◆ **MATERIAL SHOWN**:

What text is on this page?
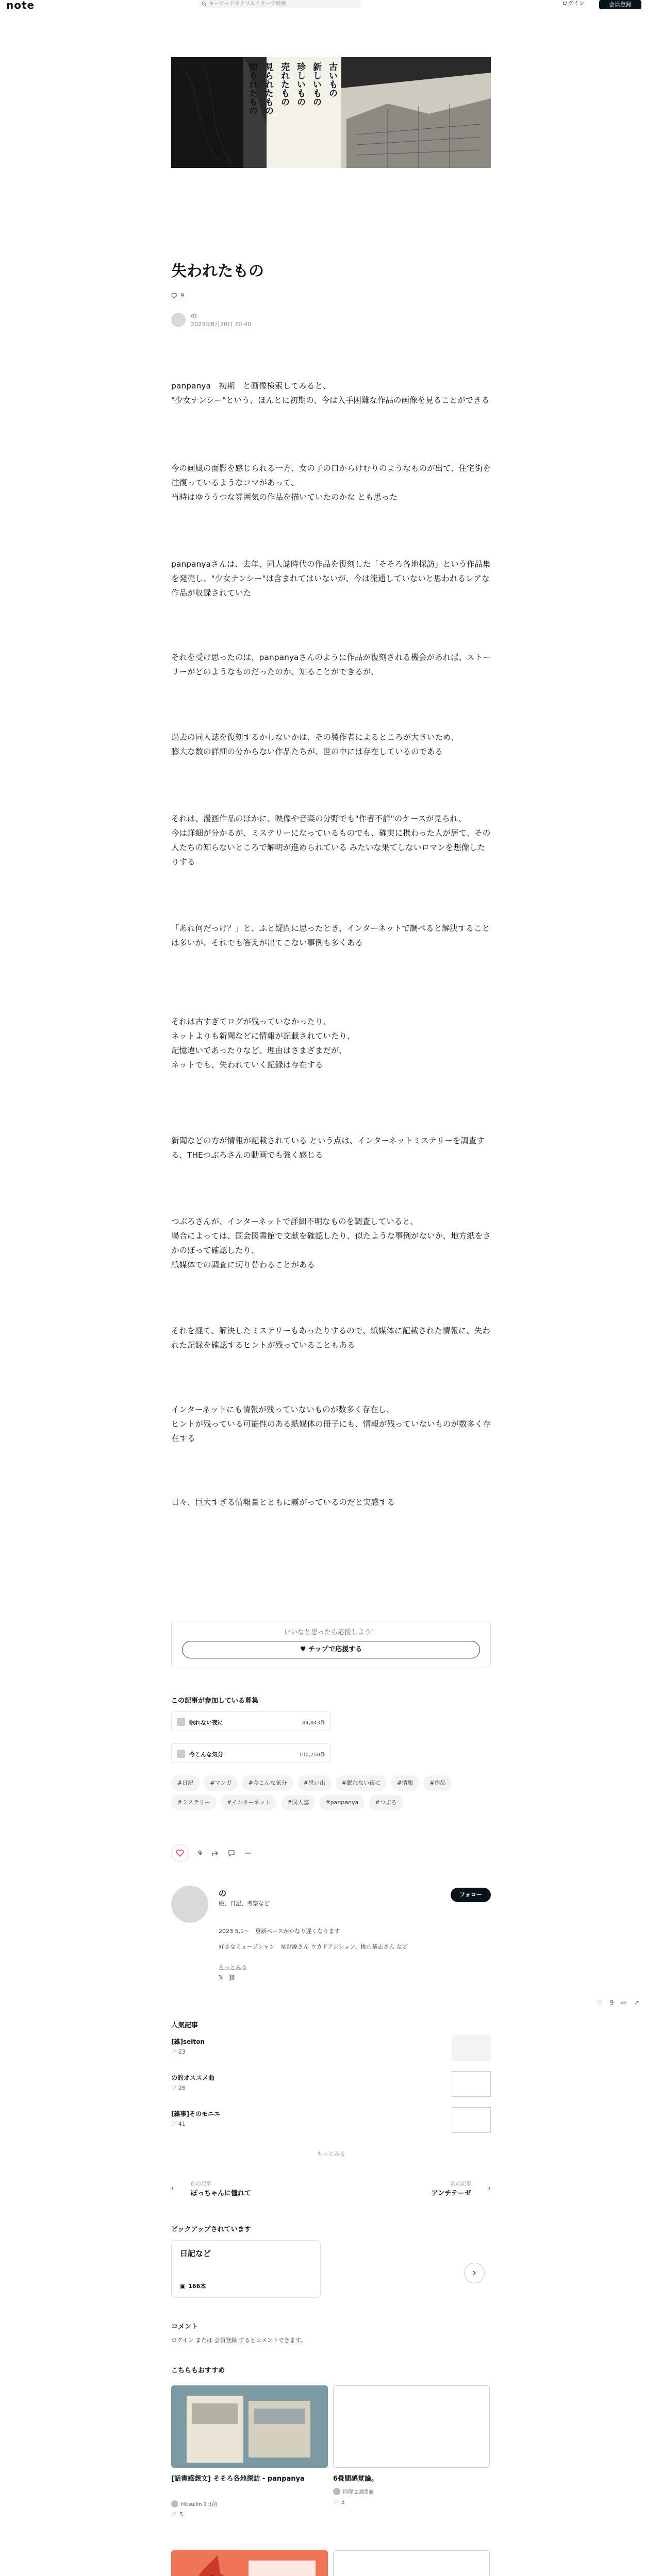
note	キーワードやクリエイターで検索	ログイン	会員登録
古いもの
新しいもの
珍しいもの
売れたもの
見られたもの
知られたもの
失われたもの
9
の
2023年8月20日 20:40

panpanya　初期　と画像検索してみると、
"少女ナンシー"という、ほんとに初期の、今は入手困難な作品の画像を見ることができる

今の画風の面影を感じられる一方、女の子の口からけむりのようなものが出て、住宅街を往復っているようなコマがあって、
当時はゆううつな雰囲気の作品を描いていたのかな とも思った

panpanyaさんは、去年、同人誌時代の作品を復刻した「そそろ各地探訪」という作品集を発売し、"少女ナンシー"は含まれてはいないが、今は流通していないと思われるレアな作品が収録されていた

それを受け思ったのは、panpanyaさんのように作品が復刻される機会があれば、ストーリーがどのようなものだったのか、知ることができるが、

過去の同人誌を復刻するかしないかは、その製作者によるところが大きいため、
膨大な数の詳細の分からない作品たちが、世の中には存在しているのである

それは、漫画作品のほかに、映像や音楽の分野でも"作者不詳"のケースが見られ、
今は詳細が分かるが、ミステリーになっているものでも、確実に携わった人が居て、その人たちの知らないところで解明が進められている みたいな果てしないロマンを想像したりする

「あれ何だっけ？」と、ふと疑問に思ったとき、インターネットで調べると解決することは多いが、それでも答えが出てこない事例も多くある

それは古すぎてログが残っていなかったり、
ネットよりも新聞などに情報が記載されていたり、
記憶違いであったりなど、理由はさまざまだが、
ネットでも、失われていく記録は存在する

新聞などの方が情報が記載されている という点は、インターネットミステリーを調査する、THEつぶろさんの動画でも強く感じる

つぶろさんが、インターネットで詳細不明なものを調査していると、
場合によっては、国会図書館で文献を確認したり、似たような事例がないか、地方紙をさかのぼって確認したり、
紙媒体での調査に切り替わることがある

それを経て、解決したミステリーもあったりするので、紙媒体に記載された情報に、失われた記録を確認するヒントが残っていることもある

インターネットにも情報が残っていないものが数多く存在し、
ヒントが残っている可能性のある紙媒体の冊子にも、情報が残っていないものが数多く存在する

日々、巨大すぎる情報量とともに霧がっているのだと実感する

いいなと思ったら応援しよう！
♥ チップで応援する
この記事が参加している募集
眠れない夜に	84,843件
今こんな気分	100,750件
#日記	#マンガ	#今こんな気分	#思い出	#眠れない夜に	#情報	#作品
#ミステリー	#インターネット	#同人誌	#panpanya	#つぶろ
9
の
絵、日記、考察など
フォロー
2023 5,1〜　更新ペースがかなり遅くなります
好きなミュージシャン　星野源さん ウカドアジション、桃山基志さん など
もっとみる
𝕏 ⛓
♡ 9 ▭ ↗
人気記事
[雑]seiton
♡ 23
の的オススメ曲
♡ 26
[雑事]そのモニエ
♡ 41
もっとみる
‹
前の記事
ぽっちゃんに憧れて
次の記事
アンチテーゼ
›
ピックアップされています
日記など
▣ 166本
コメント
ログイン または 会員登録 するとコメントできます。
こちらもおすすめ
[話書感想文] そそろ各地探訪 - panpanya
Hitsuilin 1日前
♡ 5
6畳間感覚論。
阿保 2週間前
♡ 5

◆ **REQUIRED TASK**: Lines in the records that hold the word "そそろ各地探訪" are to be counted; give only the total.

◆ **RESPONSE TO THE TASK**: 2